WHAT TO WORK ON
Set down all of the data exactly as it appears.

(Rows from a figure dataset)
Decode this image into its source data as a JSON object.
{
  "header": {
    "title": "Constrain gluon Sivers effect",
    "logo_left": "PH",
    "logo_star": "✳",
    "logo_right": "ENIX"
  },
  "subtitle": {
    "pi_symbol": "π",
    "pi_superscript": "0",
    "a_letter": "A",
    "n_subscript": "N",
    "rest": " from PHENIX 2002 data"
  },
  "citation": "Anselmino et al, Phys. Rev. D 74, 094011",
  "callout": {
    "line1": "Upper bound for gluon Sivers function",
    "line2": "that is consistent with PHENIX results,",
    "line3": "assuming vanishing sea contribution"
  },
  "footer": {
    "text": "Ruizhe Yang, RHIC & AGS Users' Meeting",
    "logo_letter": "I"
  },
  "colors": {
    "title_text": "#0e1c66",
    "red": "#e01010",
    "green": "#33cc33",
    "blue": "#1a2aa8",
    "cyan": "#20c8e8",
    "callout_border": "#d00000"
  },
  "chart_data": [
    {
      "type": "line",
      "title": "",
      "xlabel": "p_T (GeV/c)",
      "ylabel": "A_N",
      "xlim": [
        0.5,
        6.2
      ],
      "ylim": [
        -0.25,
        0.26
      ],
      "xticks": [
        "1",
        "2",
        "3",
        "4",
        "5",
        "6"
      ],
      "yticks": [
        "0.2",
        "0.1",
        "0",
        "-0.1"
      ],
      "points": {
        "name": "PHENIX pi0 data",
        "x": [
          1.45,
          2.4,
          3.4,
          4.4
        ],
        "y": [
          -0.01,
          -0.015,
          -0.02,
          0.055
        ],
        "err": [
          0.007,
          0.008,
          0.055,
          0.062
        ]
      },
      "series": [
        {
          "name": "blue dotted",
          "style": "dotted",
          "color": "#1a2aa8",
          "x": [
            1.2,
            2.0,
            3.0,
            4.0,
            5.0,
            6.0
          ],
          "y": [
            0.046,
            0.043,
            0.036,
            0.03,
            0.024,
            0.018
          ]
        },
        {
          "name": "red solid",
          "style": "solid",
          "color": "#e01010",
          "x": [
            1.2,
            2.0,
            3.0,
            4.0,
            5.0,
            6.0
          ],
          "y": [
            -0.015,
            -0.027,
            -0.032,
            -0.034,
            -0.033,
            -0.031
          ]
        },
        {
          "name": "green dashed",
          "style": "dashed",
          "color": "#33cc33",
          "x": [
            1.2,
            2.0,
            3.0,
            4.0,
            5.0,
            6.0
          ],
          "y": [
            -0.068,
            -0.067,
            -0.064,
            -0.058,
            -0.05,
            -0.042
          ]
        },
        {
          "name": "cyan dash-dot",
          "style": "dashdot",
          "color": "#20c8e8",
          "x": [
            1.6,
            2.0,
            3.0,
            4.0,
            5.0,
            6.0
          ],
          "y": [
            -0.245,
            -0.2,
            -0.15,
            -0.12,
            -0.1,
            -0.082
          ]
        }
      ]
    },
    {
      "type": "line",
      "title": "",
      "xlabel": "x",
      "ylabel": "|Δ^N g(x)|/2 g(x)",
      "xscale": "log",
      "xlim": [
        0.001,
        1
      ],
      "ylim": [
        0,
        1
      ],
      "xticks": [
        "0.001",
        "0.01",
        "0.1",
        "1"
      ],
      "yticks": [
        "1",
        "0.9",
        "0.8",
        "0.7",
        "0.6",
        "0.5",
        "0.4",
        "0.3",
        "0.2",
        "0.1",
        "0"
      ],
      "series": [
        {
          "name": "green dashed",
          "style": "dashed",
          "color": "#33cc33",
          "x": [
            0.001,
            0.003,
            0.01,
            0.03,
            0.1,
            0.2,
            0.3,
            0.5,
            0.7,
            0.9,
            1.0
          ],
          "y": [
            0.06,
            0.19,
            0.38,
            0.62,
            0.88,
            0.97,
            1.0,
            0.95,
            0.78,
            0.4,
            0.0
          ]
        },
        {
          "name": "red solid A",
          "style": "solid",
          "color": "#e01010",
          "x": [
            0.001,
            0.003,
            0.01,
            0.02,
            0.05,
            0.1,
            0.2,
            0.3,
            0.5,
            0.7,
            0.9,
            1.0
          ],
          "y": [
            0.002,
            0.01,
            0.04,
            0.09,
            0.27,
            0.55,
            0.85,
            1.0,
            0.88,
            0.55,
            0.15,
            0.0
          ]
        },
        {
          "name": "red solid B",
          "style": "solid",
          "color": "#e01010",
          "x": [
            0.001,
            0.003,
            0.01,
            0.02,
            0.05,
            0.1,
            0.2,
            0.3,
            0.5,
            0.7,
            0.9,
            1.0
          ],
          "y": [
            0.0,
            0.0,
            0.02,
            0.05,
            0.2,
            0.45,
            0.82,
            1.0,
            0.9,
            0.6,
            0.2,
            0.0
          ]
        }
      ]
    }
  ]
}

RESPONSE
Decode this image into its source data as a JSON object.
{
  "header": {
    "title": "Constrain gluon Sivers effect",
    "logo_left": "PH",
    "logo_star": "✳",
    "logo_right": "ENIX"
  },
  "subtitle": {
    "pi_symbol": "π",
    "pi_superscript": "0",
    "a_letter": "A",
    "n_subscript": "N",
    "rest": " from PHENIX 2002 data"
  },
  "citation": "Anselmino et al, Phys. Rev. D 74, 094011",
  "callout": {
    "line1": "Upper bound for gluon Sivers function",
    "line2": "that is consistent with PHENIX results,",
    "line3": "assuming vanishing sea contribution"
  },
  "footer": {
    "text": "Ruizhe Yang, RHIC & AGS Users' Meeting",
    "logo_letter": "I"
  },
  "colors": {
    "title_text": "#0e1c66",
    "red": "#e01010",
    "green": "#33cc33",
    "blue": "#1a2aa8",
    "cyan": "#20c8e8",
    "callout_border": "#d00000"
  },
  "chart_data": [
    {
      "type": "line",
      "title": "",
      "xlabel": "p_T (GeV/c)",
      "ylabel": "A_N",
      "xlim": [
        0.5,
        6.2
      ],
      "ylim": [
        -0.25,
        0.26
      ],
      "xticks": [
        "1",
        "2",
        "3",
        "4",
        "5",
        "6"
      ],
      "yticks": [
        "0.2",
        "0.1",
        "0",
        "-0.1"
      ],
      "points": {
        "name": "PHENIX pi0 data",
        "x": [
          1.45,
          2.4,
          3.4,
          4.4
        ],
        "y": [
          -0.01,
          -0.015,
          -0.02,
          0.055
        ],
        "err": [
          0.007,
          0.008,
          0.055,
          0.062
        ]
      },
      "series": [
        {
          "name": "blue dotted",
          "style": "dotted",
          "color": "#1a2aa8",
          "x": [
            1.2,
            2.0,
            3.0,
            4.0,
            5.0,
            6.0
          ],
          "y": [
            0.046,
            0.043,
            0.036,
            0.03,
            0.024,
            0.018
          ]
        },
        {
          "name": "red solid",
          "style": "solid",
          "color": "#e01010",
          "x": [
            1.2,
            2.0,
            3.0,
            4.0,
            5.0,
            6.0
          ],
          "y": [
            -0.015,
            -0.027,
            -0.032,
            -0.034,
            -0.033,
            -0.031
          ]
        },
        {
          "name": "green dashed",
          "style": "dashed",
          "color": "#33cc33",
          "x": [
            1.2,
            2.0,
            3.0,
            4.0,
            5.0,
            6.0
          ],
          "y": [
            -0.068,
            -0.067,
            -0.064,
            -0.058,
            -0.05,
            -0.042
          ]
        },
        {
          "name": "cyan dash-dot",
          "style": "dashdot",
          "color": "#20c8e8",
          "x": [
            1.6,
            2.0,
            3.0,
            4.0,
            5.0,
            6.0
          ],
          "y": [
            -0.245,
            -0.2,
            -0.15,
            -0.12,
            -0.1,
            -0.082
          ]
        }
      ]
    },
    {
      "type": "line",
      "title": "",
      "xlabel": "x",
      "ylabel": "|Δ^N g(x)|/2 g(x)",
      "xscale": "log",
      "xlim": [
        0.001,
        1
      ],
      "ylim": [
        0,
        1
      ],
      "xticks": [
        "0.001",
        "0.01",
        "0.1",
        "1"
      ],
      "yticks": [
        "1",
        "0.9",
        "0.8",
        "0.7",
        "0.6",
        "0.5",
        "0.4",
        "0.3",
        "0.2",
        "0.1",
        "0"
      ],
      "series": [
        {
          "name": "green dashed",
          "style": "dashed",
          "color": "#33cc33",
          "x": [
            0.001,
            0.003,
            0.01,
            0.03,
            0.1,
            0.2,
            0.3,
            0.5,
            0.7,
            0.9,
            1.0
          ],
          "y": [
            0.06,
            0.19,
            0.38,
            0.62,
            0.88,
            0.97,
            1.0,
            0.95,
            0.78,
            0.4,
            0.0
          ]
        },
        {
          "name": "red solid A",
          "style": "solid",
          "color": "#e01010",
          "x": [
            0.001,
            0.003,
            0.01,
            0.02,
            0.05,
            0.1,
            0.2,
            0.3,
            0.5,
            0.7,
            0.9,
            1.0
          ],
          "y": [
            0.002,
            0.01,
            0.04,
            0.09,
            0.27,
            0.55,
            0.85,
            1.0,
            0.88,
            0.55,
            0.15,
            0.0
          ]
        },
        {
          "name": "red solid B",
          "style": "solid",
          "color": "#e01010",
          "x": [
            0.001,
            0.003,
            0.01,
            0.02,
            0.05,
            0.1,
            0.2,
            0.3,
            0.5,
            0.7,
            0.9,
            1.0
          ],
          "y": [
            0.0,
            0.0,
            0.02,
            0.05,
            0.2,
            0.45,
            0.82,
            1.0,
            0.9,
            0.6,
            0.2,
            0.0
          ]
        }
      ]
    }
  ]
}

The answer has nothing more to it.